▸ **Task statement**:
Search the records below for the word "title" and show every line where it occurs.

▸ **Stored records**:

****

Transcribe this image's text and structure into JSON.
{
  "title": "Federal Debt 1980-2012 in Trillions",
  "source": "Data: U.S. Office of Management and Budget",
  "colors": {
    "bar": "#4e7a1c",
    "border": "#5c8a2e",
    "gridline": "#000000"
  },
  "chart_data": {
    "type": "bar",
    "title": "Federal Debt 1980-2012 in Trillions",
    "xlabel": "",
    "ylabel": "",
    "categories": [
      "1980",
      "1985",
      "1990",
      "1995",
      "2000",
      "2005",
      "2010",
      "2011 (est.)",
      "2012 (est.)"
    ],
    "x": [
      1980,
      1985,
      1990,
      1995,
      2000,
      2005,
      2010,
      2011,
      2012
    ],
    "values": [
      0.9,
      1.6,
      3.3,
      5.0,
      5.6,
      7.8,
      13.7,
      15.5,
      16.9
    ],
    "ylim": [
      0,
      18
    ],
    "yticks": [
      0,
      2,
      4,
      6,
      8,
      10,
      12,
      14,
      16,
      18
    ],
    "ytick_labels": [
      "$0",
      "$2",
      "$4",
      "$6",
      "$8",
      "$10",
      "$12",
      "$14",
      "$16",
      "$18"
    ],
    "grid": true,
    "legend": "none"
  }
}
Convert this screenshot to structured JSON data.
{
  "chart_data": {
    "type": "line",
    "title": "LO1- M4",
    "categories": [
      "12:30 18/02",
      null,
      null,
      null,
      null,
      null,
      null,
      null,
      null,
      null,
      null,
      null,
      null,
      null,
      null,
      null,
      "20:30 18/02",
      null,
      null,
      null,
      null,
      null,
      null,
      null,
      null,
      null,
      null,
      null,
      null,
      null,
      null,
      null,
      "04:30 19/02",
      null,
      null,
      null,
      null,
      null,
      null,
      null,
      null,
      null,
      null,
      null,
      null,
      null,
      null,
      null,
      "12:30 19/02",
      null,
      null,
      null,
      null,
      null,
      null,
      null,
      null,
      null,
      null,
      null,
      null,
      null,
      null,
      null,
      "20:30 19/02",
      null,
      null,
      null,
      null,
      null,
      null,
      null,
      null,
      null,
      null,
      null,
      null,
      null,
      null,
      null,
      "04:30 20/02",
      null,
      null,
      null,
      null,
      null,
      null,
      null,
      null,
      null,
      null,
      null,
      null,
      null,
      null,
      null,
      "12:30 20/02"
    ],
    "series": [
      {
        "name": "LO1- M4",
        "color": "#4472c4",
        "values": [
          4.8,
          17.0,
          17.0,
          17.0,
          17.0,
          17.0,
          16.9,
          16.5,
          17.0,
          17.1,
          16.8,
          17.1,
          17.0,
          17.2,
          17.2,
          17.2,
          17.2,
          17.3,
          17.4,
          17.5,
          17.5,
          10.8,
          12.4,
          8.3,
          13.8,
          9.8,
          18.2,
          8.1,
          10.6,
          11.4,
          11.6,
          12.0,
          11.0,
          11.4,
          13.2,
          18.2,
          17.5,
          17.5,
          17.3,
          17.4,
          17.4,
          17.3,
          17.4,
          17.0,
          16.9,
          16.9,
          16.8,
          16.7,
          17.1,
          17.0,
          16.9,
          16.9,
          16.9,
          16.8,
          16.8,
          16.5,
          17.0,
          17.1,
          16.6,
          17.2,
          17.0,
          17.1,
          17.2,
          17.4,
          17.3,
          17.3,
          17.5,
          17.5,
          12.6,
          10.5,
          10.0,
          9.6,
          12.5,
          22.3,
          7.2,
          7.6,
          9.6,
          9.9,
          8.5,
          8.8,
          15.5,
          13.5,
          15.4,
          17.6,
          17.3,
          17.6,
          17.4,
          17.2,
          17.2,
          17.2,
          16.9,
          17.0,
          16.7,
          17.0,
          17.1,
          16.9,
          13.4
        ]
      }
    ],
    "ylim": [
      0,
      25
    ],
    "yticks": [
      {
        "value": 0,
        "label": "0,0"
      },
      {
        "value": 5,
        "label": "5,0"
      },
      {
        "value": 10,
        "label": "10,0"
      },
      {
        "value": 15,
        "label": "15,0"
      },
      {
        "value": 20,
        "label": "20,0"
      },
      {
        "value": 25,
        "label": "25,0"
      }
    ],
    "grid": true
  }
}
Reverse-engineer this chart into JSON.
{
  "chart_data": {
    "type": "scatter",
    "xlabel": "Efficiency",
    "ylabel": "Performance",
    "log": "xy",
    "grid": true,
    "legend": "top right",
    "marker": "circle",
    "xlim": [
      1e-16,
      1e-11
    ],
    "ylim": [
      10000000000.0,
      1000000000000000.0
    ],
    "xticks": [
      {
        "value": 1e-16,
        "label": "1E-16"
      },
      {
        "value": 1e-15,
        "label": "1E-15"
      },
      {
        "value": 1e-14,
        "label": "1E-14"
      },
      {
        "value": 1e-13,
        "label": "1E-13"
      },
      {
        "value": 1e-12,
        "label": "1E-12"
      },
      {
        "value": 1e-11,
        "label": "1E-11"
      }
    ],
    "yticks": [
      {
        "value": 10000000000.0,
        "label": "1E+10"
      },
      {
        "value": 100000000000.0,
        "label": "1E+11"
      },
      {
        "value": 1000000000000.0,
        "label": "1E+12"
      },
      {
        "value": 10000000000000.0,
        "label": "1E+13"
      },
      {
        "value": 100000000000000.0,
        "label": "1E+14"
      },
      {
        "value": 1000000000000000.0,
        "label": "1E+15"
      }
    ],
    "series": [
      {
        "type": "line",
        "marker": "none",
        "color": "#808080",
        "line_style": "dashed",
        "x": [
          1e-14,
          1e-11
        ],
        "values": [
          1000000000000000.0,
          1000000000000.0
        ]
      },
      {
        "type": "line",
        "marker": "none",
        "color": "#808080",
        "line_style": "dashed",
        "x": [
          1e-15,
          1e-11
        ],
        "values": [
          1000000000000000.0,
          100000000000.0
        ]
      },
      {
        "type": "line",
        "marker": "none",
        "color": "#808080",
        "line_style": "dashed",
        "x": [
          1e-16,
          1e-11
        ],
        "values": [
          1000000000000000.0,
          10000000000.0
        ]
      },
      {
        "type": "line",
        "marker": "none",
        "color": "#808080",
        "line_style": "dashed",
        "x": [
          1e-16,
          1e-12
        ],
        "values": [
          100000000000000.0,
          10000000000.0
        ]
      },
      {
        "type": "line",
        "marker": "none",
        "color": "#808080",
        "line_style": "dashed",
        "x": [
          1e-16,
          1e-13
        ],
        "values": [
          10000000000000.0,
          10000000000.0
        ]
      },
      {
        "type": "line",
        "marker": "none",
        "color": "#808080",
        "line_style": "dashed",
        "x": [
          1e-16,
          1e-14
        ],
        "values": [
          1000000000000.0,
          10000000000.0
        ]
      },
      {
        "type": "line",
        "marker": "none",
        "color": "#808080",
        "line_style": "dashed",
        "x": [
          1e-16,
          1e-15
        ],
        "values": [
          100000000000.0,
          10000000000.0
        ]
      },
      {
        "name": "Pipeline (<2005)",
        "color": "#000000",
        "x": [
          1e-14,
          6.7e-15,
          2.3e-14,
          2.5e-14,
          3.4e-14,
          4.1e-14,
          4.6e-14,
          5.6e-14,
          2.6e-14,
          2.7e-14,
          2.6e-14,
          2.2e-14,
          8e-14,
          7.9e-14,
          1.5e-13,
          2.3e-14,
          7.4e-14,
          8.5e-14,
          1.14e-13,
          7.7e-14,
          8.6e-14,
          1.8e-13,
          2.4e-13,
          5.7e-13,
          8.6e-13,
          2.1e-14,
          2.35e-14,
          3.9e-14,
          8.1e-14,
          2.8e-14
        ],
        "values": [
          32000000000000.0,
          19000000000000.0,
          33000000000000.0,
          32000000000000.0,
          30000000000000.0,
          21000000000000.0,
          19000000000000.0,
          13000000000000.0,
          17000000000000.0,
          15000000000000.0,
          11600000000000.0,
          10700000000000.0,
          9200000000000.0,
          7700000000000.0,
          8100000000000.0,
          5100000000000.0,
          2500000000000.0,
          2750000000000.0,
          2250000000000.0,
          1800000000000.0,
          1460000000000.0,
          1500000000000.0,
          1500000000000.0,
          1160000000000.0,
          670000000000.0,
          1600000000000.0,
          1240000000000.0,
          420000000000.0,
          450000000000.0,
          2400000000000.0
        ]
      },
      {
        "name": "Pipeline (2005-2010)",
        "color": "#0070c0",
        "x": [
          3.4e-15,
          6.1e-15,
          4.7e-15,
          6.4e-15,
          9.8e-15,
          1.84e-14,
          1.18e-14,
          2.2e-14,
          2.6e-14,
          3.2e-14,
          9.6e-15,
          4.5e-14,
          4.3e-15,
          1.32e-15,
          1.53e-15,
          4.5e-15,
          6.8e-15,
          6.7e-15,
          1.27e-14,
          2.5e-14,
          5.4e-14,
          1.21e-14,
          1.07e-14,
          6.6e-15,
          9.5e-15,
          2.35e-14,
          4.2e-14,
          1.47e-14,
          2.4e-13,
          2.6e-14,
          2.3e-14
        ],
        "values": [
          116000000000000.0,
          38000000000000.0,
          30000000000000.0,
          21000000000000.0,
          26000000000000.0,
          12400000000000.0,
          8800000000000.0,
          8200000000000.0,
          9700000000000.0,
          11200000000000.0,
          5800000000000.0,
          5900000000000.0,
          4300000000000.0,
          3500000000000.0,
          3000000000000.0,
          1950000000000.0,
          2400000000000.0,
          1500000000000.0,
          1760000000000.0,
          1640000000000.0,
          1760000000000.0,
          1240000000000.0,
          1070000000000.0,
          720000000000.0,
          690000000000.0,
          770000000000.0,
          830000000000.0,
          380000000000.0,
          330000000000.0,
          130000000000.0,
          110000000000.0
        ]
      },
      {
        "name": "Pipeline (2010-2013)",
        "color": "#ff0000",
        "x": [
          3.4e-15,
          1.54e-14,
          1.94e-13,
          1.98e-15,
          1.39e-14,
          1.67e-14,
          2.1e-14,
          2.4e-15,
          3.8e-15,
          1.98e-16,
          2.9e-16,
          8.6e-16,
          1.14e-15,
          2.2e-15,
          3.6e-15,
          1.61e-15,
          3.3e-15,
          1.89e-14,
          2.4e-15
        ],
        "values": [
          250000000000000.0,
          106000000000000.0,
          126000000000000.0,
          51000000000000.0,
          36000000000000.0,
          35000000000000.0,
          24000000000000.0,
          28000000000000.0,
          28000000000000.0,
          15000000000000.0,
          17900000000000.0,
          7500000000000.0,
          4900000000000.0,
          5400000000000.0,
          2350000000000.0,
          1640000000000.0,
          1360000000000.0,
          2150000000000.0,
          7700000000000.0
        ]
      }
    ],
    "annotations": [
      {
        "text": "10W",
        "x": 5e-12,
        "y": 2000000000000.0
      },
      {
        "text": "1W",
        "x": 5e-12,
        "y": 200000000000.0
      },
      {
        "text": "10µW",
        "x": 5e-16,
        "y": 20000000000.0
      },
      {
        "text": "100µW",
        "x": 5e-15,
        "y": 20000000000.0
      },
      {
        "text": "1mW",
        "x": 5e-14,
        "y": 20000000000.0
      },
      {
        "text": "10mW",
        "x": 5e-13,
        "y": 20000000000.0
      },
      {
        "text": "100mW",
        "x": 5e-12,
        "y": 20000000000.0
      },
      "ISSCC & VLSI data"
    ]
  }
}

****

▸ **Exercise answer**:
  "title": "Federal Debt 1980-2012 in Trillions",
    "title": "Federal Debt 1980-2012 in Trillions",
    "title": "LO1- M4",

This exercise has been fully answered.